WHAT THIS TASK INVOLVES: Output every record word for word.

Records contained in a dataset
——

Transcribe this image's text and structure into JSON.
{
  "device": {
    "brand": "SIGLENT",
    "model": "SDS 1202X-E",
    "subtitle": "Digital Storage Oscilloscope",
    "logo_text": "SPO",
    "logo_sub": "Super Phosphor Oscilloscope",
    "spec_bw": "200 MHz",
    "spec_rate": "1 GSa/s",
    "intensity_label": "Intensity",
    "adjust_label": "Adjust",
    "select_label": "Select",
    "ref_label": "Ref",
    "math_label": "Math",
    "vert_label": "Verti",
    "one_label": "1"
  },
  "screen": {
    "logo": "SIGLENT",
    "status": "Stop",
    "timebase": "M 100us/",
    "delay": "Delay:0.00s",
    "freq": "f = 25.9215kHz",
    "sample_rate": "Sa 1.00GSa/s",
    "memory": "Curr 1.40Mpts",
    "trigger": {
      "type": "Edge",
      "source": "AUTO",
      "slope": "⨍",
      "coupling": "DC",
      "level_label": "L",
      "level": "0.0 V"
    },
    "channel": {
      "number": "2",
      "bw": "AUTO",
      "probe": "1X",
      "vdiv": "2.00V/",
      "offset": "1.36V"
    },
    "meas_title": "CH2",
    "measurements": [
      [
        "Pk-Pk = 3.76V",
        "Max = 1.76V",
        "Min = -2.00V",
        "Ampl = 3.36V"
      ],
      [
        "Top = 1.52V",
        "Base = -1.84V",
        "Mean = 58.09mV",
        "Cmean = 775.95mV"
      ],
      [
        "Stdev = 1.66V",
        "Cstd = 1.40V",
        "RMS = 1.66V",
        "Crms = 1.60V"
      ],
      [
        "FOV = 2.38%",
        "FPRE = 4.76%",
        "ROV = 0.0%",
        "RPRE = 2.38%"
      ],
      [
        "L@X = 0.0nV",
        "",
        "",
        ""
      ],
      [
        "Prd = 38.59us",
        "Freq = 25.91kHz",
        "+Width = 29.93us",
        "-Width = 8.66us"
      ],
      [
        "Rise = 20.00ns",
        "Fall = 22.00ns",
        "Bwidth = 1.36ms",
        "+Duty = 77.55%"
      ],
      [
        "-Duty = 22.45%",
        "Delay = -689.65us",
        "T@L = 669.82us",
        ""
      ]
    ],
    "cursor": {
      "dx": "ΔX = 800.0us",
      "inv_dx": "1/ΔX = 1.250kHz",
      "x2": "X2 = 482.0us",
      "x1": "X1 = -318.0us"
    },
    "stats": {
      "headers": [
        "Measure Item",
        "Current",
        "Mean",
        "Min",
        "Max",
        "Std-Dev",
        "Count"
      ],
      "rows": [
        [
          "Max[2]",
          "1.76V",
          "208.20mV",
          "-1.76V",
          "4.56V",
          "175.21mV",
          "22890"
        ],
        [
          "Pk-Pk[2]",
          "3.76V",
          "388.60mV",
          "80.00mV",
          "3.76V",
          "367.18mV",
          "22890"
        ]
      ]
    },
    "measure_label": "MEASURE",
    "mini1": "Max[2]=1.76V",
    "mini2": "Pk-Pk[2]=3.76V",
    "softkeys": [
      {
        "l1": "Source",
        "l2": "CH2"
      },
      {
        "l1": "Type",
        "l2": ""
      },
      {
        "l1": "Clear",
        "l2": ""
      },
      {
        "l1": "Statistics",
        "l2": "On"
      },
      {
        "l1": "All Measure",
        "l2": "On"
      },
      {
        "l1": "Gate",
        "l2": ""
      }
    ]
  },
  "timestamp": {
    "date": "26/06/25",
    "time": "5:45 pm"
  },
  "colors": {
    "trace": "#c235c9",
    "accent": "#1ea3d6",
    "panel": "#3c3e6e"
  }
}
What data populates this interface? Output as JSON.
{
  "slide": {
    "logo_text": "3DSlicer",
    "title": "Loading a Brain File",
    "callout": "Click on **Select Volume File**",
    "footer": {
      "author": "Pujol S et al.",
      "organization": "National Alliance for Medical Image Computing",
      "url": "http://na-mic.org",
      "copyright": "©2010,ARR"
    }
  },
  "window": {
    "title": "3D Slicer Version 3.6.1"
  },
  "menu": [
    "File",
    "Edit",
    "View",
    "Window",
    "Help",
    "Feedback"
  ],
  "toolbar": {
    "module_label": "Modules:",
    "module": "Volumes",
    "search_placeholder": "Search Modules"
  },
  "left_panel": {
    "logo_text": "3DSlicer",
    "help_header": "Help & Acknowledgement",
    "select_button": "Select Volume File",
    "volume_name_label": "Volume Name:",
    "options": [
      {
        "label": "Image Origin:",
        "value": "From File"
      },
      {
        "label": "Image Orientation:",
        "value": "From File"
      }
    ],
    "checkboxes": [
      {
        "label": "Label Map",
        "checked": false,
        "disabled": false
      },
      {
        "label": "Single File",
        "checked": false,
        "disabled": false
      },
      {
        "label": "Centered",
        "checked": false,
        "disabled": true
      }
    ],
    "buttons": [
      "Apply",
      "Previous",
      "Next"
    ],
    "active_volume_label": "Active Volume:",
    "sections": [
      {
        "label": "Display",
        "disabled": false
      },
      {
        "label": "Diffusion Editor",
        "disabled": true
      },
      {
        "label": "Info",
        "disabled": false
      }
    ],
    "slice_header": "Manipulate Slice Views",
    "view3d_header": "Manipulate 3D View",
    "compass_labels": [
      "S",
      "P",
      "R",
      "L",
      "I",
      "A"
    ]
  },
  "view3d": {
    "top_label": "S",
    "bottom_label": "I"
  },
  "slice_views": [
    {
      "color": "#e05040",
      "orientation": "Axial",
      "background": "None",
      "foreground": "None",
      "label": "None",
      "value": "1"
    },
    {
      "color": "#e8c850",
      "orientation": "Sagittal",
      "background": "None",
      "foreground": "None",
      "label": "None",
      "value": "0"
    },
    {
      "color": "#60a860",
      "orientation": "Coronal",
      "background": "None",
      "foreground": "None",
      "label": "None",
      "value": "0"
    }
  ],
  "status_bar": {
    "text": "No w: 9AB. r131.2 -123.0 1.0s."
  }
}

——

TASK OUTPUT:
Transcribe this image's text and structure into JSON.
{
  "device": {
    "brand": "SIGLENT",
    "model": "SDS 1202X-E",
    "subtitle": "Digital Storage Oscilloscope",
    "logo_text": "SPO",
    "logo_sub": "Super Phosphor Oscilloscope",
    "spec_bw": "200 MHz",
    "spec_rate": "1 GSa/s",
    "intensity_label": "Intensity",
    "adjust_label": "Adjust",
    "select_label": "Select",
    "ref_label": "Ref",
    "math_label": "Math",
    "vert_label": "Verti",
    "one_label": "1"
  },
  "screen": {
    "logo": "SIGLENT",
    "status": "Stop",
    "timebase": "M 100us/",
    "delay": "Delay:0.00s",
    "freq": "f = 25.9215kHz",
    "sample_rate": "Sa 1.00GSa/s",
    "memory": "Curr 1.40Mpts",
    "trigger": {
      "type": "Edge",
      "source": "AUTO",
      "slope": "⨍",
      "coupling": "DC",
      "level_label": "L",
      "level": "0.0 V"
    },
    "channel": {
      "number": "2",
      "bw": "AUTO",
      "probe": "1X",
      "vdiv": "2.00V/",
      "offset": "1.36V"
    },
    "meas_title": "CH2",
    "measurements": [
      [
        "Pk-Pk = 3.76V",
        "Max = 1.76V",
        "Min = -2.00V",
        "Ampl = 3.36V"
      ],
      [
        "Top = 1.52V",
        "Base = -1.84V",
        "Mean = 58.09mV",
        "Cmean = 775.95mV"
      ],
      [
        "Stdev = 1.66V",
        "Cstd = 1.40V",
        "RMS = 1.66V",
        "Crms = 1.60V"
      ],
      [
        "FOV = 2.38%",
        "FPRE = 4.76%",
        "ROV = 0.0%",
        "RPRE = 2.38%"
      ],
      [
        "L@X = 0.0nV",
        "",
        "",
        ""
      ],
      [
        "Prd = 38.59us",
        "Freq = 25.91kHz",
        "+Width = 29.93us",
        "-Width = 8.66us"
      ],
      [
        "Rise = 20.00ns",
        "Fall = 22.00ns",
        "Bwidth = 1.36ms",
        "+Duty = 77.55%"
      ],
      [
        "-Duty = 22.45%",
        "Delay = -689.65us",
        "T@L = 669.82us",
        ""
      ]
    ],
    "cursor": {
      "dx": "ΔX = 800.0us",
      "inv_dx": "1/ΔX = 1.250kHz",
      "x2": "X2 = 482.0us",
      "x1": "X1 = -318.0us"
    },
    "stats": {
      "headers": [
        "Measure Item",
        "Current",
        "Mean",
        "Min",
        "Max",
        "Std-Dev",
        "Count"
      ],
      "rows": [
        [
          "Max[2]",
          "1.76V",
          "208.20mV",
          "-1.76V",
          "4.56V",
          "175.21mV",
          "22890"
        ],
        [
          "Pk-Pk[2]",
          "3.76V",
          "388.60mV",
          "80.00mV",
          "3.76V",
          "367.18mV",
          "22890"
        ]
      ]
    },
    "measure_label": "MEASURE",
    "mini1": "Max[2]=1.76V",
    "mini2": "Pk-Pk[2]=3.76V",
    "softkeys": [
      {
        "l1": "Source",
        "l2": "CH2"
      },
      {
        "l1": "Type",
        "l2": ""
      },
      {
        "l1": "Clear",
        "l2": ""
      },
      {
        "l1": "Statistics",
        "l2": "On"
      },
      {
        "l1": "All Measure",
        "l2": "On"
      },
      {
        "l1": "Gate",
        "l2": ""
      }
    ]
  },
  "timestamp": {
    "date": "26/06/25",
    "time": "5:45 pm"
  },
  "colors": {
    "trace": "#c235c9",
    "accent": "#1ea3d6",
    "panel": "#3c3e6e"
  }
}
What data populates this interface? Output as JSON.
{
  "slide": {
    "logo_text": "3DSlicer",
    "title": "Loading a Brain File",
    "callout": "Click on **Select Volume File**",
    "footer": {
      "author": "Pujol S et al.",
      "organization": "National Alliance for Medical Image Computing",
      "url": "http://na-mic.org",
      "copyright": "©2010,ARR"
    }
  },
  "window": {
    "title": "3D Slicer Version 3.6.1"
  },
  "menu": [
    "File",
    "Edit",
    "View",
    "Window",
    "Help",
    "Feedback"
  ],
  "toolbar": {
    "module_label": "Modules:",
    "module": "Volumes",
    "search_placeholder": "Search Modules"
  },
  "left_panel": {
    "logo_text": "3DSlicer",
    "help_header": "Help & Acknowledgement",
    "select_button": "Select Volume File",
    "volume_name_label": "Volume Name:",
    "options": [
      {
        "label": "Image Origin:",
        "value": "From File"
      },
      {
        "label": "Image Orientation:",
        "value": "From File"
      }
    ],
    "checkboxes": [
      {
        "label": "Label Map",
        "checked": false,
        "disabled": false
      },
      {
        "label": "Single File",
        "checked": false,
        "disabled": false
      },
      {
        "label": "Centered",
        "checked": false,
        "disabled": true
      }
    ],
    "buttons": [
      "Apply",
      "Previous",
      "Next"
    ],
    "active_volume_label": "Active Volume:",
    "sections": [
      {
        "label": "Display",
        "disabled": false
      },
      {
        "label": "Diffusion Editor",
        "disabled": true
      },
      {
        "label": "Info",
        "disabled": false
      }
    ],
    "slice_header": "Manipulate Slice Views",
    "view3d_header": "Manipulate 3D View",
    "compass_labels": [
      "S",
      "P",
      "R",
      "L",
      "I",
      "A"
    ]
  },
  "view3d": {
    "top_label": "S",
    "bottom_label": "I"
  },
  "slice_views": [
    {
      "color": "#e05040",
      "orientation": "Axial",
      "background": "None",
      "foreground": "None",
      "label": "None",
      "value": "1"
    },
    {
      "color": "#e8c850",
      "orientation": "Sagittal",
      "background": "None",
      "foreground": "None",
      "label": "None",
      "value": "0"
    },
    {
      "color": "#60a860",
      "orientation": "Coronal",
      "background": "None",
      "foreground": "None",
      "label": "None",
      "value": "0"
    }
  ],
  "status_bar": {
    "text": "No w: 9AB. r131.2 -123.0 1.0s."
  }
}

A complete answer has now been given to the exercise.